Exercise data:
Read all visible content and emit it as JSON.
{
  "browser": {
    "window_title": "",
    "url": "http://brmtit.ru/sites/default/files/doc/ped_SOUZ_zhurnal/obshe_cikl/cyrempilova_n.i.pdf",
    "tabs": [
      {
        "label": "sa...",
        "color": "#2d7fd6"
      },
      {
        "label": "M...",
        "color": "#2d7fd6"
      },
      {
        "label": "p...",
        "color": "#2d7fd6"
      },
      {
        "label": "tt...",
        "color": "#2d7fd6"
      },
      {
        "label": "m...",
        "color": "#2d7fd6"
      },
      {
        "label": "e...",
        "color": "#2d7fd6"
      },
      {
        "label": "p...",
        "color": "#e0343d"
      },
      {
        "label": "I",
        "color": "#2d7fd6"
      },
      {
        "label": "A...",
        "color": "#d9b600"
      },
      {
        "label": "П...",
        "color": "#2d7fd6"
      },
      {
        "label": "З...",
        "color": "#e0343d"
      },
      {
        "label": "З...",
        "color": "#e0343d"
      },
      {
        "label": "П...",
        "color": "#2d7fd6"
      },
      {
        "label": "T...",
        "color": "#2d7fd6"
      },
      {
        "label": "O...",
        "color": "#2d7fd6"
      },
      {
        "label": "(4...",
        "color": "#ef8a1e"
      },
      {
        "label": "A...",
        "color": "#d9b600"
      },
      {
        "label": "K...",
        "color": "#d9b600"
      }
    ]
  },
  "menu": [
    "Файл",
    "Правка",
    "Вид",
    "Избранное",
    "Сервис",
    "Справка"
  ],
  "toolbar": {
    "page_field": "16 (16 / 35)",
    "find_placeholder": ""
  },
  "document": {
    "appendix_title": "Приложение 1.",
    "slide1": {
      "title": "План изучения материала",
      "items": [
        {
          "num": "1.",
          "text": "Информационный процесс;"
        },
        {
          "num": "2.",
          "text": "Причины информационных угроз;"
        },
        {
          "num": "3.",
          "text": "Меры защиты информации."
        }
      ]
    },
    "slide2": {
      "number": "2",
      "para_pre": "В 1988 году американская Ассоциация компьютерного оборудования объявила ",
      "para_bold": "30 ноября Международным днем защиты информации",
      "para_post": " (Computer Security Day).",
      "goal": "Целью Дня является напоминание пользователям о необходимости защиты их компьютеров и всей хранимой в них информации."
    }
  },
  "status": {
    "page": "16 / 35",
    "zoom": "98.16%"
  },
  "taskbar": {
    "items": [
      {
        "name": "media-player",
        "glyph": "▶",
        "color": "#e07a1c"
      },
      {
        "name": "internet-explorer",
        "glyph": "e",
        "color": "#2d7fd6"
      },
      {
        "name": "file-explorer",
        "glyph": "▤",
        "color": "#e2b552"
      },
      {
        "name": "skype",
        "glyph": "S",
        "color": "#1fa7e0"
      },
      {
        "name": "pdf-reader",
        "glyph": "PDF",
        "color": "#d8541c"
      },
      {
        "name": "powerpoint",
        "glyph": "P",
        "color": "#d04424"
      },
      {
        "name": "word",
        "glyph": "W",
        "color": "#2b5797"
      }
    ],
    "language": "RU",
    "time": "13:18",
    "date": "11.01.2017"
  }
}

Written instruction: Copy out each line of the data where the string "name" appears.

Solution to this task:
        "name": "media-player",
        "name": "internet-explorer",
        "name": "file-explorer",
        "name": "skype",
        "name": "pdf-reader",
        "name": "powerpoint",
        "name": "word",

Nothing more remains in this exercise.